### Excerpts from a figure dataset
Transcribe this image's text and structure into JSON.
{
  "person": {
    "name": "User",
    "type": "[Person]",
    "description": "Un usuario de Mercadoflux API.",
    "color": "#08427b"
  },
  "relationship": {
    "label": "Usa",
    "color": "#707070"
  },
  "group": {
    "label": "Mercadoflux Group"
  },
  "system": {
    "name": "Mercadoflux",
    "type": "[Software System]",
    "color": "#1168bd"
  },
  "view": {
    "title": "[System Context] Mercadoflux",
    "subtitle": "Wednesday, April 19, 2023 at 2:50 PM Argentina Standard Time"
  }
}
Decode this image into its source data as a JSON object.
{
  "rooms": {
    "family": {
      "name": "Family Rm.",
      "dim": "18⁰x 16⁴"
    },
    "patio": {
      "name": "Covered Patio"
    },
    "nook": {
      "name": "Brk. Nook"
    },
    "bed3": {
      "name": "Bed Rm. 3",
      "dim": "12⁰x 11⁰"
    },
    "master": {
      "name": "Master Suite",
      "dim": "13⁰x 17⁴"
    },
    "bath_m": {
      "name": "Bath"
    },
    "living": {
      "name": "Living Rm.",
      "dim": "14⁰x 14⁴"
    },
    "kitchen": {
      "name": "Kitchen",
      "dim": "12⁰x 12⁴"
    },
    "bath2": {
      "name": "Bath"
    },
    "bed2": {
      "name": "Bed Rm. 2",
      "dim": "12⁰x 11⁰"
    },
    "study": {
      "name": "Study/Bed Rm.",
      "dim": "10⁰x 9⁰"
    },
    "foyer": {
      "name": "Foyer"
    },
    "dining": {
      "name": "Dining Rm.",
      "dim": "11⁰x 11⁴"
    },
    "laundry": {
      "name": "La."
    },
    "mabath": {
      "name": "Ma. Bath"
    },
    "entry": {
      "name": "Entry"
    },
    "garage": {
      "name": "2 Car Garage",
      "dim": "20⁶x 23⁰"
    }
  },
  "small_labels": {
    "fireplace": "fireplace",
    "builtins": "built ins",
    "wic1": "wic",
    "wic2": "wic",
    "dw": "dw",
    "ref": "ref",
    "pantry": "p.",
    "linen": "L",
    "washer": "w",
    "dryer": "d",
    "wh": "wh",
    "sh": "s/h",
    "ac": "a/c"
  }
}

### Aim
From the data, pick out every line that includes "image".

### Full answer
Transcribe this image's text and structure into JSON.
Decode this image into its source data as a JSON object.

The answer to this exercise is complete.